- _Required task_
Using the records that follow, copy every line containing the word "username".

== Exercise materials ==

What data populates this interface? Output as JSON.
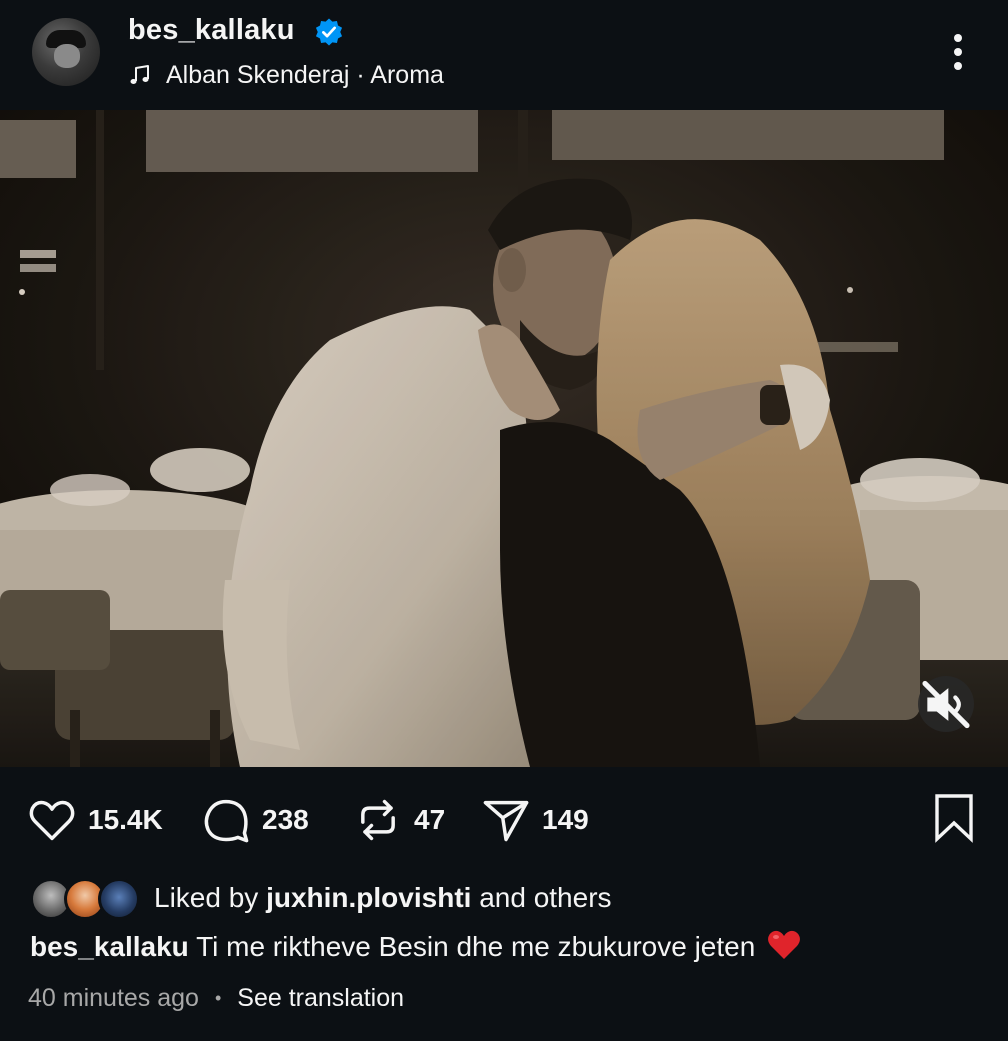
{
  "post": {
    "username": "bes_kallaku",
    "audio": "Alban Skenderaj · Aroma",
    "stats": {
      "likes": "15.4K",
      "comments": "238",
      "reposts": "47",
      "shares": "149"
    },
    "liked_by": {
      "prefix": "Liked by",
      "user": "juxhin.plovishti",
      "suffix": "and others"
    },
    "caption": {
      "username": "bes_kallaku",
      "text": "Ti me riktheve Besin dhe me zbukurove jeten"
    },
    "timestamp": "40 minutes ago",
    "translate_label": "See translation"
  },
  "icons": {
    "verified": "verified-badge-icon",
    "music": "music-note-icon",
    "more": "more-vertical-icon",
    "mute": "speaker-muted-icon",
    "like": "heart-icon",
    "comment": "comment-bubble-icon",
    "repost": "repost-icon",
    "share": "paper-plane-icon",
    "save": "bookmark-icon"
  },
  "colors": {
    "background": "#0c1014",
    "text": "#f5f5f5",
    "muted_text": "#a8a8a8",
    "verified_blue": "#0095f6",
    "emoji_red": "#e0242b"
  }
}
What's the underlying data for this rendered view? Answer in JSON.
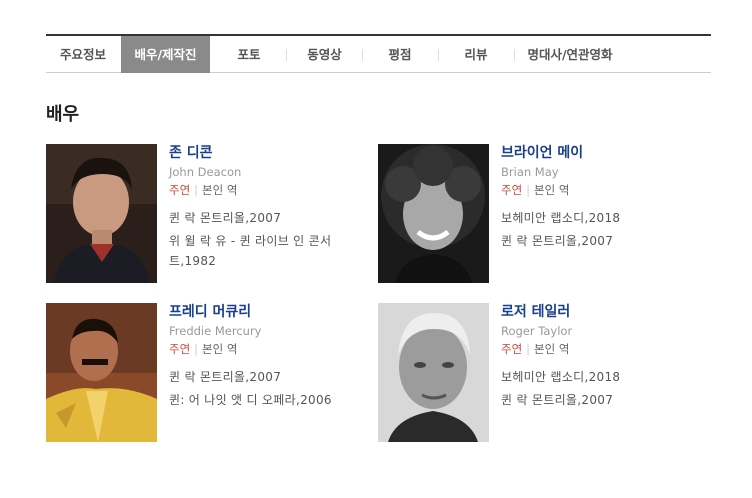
{
  "tabs": [
    {
      "label": "주요정보"
    },
    {
      "label": "배우/제작진"
    },
    {
      "label": "포토"
    },
    {
      "label": "동영상"
    },
    {
      "label": "평점"
    },
    {
      "label": "리뷰"
    },
    {
      "label": "명대사/연관영화"
    }
  ],
  "active_tab": "배우/제작진",
  "section_title": "배우",
  "actors": [
    {
      "name": "존 디콘",
      "english_name": "John Deacon",
      "role_type": "주연",
      "character": "본인 역",
      "films": [
        "퀸 락 몬트리올,2007",
        "위 윌 락 유 - 퀸 라이브 인 콘서트,1982"
      ]
    },
    {
      "name": "브라이언 메이",
      "english_name": "Brian May",
      "role_type": "주연",
      "character": "본인 역",
      "films": [
        "보헤미안 랩소디,2018",
        "퀸 락 몬트리올,2007"
      ]
    },
    {
      "name": "프레디 머큐리",
      "english_name": "Freddie Mercury",
      "role_type": "주연",
      "character": "본인 역",
      "films": [
        "퀸 락 몬트리올,2007",
        "퀸: 어 나잇 앳 디 오페라,2006"
      ]
    },
    {
      "name": "로저 테일러",
      "english_name": "Roger Taylor",
      "role_type": "주연",
      "character": "본인 역",
      "films": [
        "보헤미안 랩소디,2018",
        "퀸 락 몬트리올,2007"
      ]
    }
  ],
  "colors": {
    "name_link": "#1a3f8c",
    "role_type": "#c84b3e",
    "active_tab_bg": "#8a8a8a"
  }
}
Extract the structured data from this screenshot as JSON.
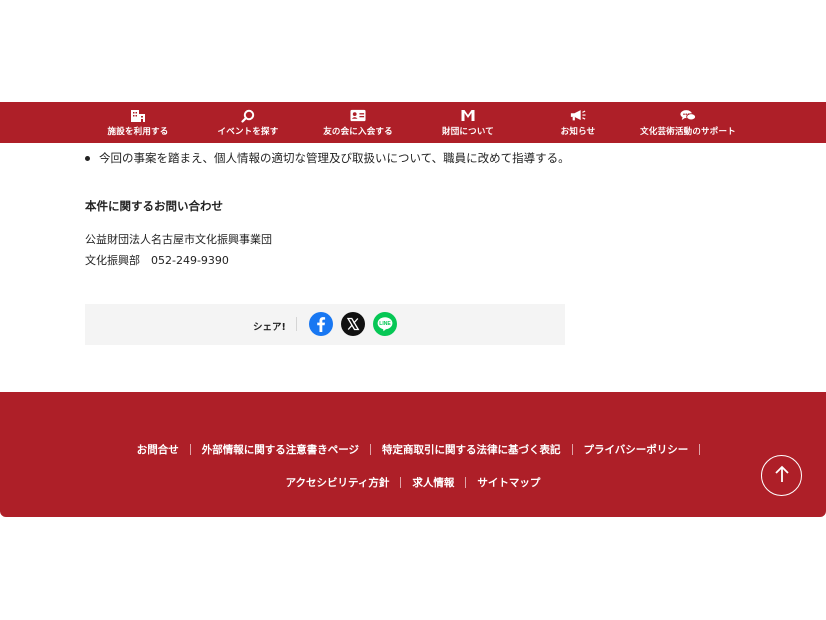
{
  "nav": {
    "items": [
      {
        "label": "施設を利用する",
        "icon": "building-icon"
      },
      {
        "label": "イベントを探す",
        "icon": "search-icon"
      },
      {
        "label": "友の会に入会する",
        "icon": "member-card-icon"
      },
      {
        "label": "財団について",
        "icon": "foundation-logo-icon"
      },
      {
        "label": "お知らせ",
        "icon": "megaphone-icon"
      },
      {
        "label": "文化芸術活動のサポート",
        "icon": "chat-bubbles-icon"
      }
    ]
  },
  "content": {
    "bullet_text": "今回の事案を踏まえ、個人情報の適切な管理及び取扱いについて、職員に改めて指導する。",
    "contact_heading": "本件に関するお問い合わせ",
    "contact_org": "公益財団法人名古屋市文化振興事業団",
    "contact_dept": "文化振興部　052-249-9390"
  },
  "share": {
    "label": "シェア!",
    "icons": [
      "facebook-icon",
      "x-icon",
      "line-icon"
    ],
    "line_text": "LINE"
  },
  "footer": {
    "row1": [
      "お問合せ",
      "外部情報に関する注意書きページ",
      "特定商取引に関する法律に基づく表記",
      "プライバシーポリシー"
    ],
    "row2": [
      "アクセシビリティ方針",
      "求人情報",
      "サイトマップ"
    ],
    "back_to_top_icon": "arrow-up-icon"
  },
  "colors": {
    "brand_red": "#ae1f28",
    "share_bg": "#f4f4f4",
    "facebook": "#1877f2",
    "x": "#111111",
    "line": "#06c755"
  }
}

===

- _Answer_
    "username": "bes_kallaku",
      "username": "bes_kallaku",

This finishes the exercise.